Entries with figure data
-*-*-

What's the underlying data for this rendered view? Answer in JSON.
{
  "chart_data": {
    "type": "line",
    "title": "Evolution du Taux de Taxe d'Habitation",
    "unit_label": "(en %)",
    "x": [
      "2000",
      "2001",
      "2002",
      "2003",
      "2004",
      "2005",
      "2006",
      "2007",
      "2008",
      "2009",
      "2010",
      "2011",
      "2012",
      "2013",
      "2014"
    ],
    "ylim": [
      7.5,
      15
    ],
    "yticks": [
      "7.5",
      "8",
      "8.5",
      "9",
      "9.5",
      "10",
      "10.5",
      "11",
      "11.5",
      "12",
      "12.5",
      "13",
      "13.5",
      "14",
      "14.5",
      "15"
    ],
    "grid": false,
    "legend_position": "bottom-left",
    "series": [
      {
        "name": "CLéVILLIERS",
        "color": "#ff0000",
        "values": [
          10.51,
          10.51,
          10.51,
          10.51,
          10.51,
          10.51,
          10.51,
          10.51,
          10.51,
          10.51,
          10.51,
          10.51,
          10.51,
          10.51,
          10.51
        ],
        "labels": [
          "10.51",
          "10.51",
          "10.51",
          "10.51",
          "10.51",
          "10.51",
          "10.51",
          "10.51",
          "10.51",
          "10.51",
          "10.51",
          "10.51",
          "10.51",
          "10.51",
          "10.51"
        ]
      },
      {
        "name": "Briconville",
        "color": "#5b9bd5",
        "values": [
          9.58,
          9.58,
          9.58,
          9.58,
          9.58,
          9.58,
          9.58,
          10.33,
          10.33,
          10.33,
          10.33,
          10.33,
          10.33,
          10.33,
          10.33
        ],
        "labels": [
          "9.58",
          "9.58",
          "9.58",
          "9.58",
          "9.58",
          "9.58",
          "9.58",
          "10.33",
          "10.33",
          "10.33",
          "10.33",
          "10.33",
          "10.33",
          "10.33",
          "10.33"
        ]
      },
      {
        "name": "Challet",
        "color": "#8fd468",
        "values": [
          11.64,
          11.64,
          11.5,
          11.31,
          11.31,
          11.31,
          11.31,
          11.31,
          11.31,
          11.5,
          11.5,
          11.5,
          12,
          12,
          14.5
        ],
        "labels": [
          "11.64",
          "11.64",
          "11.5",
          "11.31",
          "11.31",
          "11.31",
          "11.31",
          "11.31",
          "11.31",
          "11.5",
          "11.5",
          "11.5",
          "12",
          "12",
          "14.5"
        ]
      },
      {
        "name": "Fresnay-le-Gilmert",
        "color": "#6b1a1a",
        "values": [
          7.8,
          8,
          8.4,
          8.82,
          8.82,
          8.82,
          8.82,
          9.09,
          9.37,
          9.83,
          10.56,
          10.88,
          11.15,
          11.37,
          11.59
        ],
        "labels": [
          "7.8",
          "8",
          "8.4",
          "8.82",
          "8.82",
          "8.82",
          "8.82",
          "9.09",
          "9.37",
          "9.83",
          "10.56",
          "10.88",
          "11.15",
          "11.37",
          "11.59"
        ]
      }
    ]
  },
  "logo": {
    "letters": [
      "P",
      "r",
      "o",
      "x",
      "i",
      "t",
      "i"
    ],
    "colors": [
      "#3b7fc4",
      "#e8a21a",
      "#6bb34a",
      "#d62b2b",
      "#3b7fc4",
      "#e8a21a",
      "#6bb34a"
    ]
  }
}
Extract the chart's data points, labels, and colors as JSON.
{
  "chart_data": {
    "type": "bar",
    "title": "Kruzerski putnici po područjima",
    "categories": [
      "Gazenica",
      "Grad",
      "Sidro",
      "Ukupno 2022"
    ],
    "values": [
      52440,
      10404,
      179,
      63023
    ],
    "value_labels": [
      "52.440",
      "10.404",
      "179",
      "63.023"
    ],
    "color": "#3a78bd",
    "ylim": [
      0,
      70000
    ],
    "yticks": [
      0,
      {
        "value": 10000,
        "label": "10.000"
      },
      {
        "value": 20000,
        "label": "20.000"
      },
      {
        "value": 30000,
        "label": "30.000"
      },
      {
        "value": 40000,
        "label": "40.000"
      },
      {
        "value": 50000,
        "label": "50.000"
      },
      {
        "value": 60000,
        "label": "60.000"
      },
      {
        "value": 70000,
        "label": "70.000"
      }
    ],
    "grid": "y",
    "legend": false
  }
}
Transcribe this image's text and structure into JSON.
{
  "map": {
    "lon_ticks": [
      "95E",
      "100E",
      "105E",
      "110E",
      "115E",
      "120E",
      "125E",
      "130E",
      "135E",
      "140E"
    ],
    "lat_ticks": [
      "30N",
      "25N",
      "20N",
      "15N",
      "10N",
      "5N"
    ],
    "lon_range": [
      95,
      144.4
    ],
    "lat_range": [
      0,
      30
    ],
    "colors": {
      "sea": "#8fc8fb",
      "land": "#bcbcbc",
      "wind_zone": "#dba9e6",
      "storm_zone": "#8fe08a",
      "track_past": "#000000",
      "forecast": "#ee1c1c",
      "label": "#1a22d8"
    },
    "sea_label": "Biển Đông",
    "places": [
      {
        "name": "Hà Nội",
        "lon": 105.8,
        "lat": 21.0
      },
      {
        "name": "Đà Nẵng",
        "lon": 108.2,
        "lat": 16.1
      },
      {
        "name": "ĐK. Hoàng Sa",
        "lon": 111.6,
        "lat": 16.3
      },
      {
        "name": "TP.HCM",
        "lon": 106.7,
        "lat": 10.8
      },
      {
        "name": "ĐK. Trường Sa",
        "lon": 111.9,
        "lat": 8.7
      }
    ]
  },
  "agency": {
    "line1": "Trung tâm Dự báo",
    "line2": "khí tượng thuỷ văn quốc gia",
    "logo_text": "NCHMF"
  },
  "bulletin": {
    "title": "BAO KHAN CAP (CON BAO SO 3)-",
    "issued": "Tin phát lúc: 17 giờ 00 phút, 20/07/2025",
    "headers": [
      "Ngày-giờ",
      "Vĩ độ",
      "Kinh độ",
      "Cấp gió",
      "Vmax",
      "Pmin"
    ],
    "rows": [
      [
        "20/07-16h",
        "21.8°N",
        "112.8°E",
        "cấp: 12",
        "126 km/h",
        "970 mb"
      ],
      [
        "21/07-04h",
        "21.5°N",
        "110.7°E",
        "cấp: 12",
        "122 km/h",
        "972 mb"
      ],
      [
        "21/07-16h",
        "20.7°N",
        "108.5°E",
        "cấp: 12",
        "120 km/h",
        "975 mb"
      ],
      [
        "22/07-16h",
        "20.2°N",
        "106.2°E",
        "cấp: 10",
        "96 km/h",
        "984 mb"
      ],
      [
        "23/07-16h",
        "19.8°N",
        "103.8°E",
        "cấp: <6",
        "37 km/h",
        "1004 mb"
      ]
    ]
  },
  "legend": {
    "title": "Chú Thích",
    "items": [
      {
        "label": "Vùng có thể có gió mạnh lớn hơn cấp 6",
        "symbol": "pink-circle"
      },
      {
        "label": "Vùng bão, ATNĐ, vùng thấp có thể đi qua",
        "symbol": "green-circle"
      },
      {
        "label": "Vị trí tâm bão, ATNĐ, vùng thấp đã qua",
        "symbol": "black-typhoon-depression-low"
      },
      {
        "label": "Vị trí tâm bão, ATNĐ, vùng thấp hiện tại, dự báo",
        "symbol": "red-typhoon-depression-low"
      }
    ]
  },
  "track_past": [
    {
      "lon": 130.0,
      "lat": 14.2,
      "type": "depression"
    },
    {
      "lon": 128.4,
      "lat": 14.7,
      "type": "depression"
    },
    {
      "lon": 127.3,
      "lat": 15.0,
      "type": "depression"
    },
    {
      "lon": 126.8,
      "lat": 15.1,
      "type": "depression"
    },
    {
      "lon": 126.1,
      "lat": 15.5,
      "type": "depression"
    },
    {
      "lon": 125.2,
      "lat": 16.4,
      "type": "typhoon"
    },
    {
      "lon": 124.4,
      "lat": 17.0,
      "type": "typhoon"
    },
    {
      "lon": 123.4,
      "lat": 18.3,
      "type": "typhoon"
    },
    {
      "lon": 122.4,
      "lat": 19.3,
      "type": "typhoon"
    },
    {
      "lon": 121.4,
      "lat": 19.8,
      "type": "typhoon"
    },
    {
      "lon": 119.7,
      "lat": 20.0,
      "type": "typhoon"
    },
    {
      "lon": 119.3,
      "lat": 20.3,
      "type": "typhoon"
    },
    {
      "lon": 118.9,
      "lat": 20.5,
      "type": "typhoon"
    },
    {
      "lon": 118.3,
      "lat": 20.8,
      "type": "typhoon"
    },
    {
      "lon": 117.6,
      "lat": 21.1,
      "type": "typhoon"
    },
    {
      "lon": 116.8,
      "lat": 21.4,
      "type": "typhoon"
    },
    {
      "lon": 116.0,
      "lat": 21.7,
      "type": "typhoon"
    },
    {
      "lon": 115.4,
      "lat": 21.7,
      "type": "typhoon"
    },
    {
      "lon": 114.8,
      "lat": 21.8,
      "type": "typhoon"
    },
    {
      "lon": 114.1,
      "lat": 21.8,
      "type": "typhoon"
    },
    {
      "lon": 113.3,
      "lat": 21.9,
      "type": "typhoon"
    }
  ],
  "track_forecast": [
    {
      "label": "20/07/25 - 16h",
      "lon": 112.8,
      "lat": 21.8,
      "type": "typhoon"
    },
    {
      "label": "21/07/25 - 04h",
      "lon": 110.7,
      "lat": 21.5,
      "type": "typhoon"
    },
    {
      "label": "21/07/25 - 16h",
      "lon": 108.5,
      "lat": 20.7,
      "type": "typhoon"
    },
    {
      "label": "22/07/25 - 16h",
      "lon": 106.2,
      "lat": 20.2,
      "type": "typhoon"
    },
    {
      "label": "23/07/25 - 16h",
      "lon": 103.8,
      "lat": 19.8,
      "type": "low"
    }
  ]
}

-*-*-

Work to do: Only the number is wanted: how many lines of these entries contain the string "ATNĐ"?

Finished answer: 3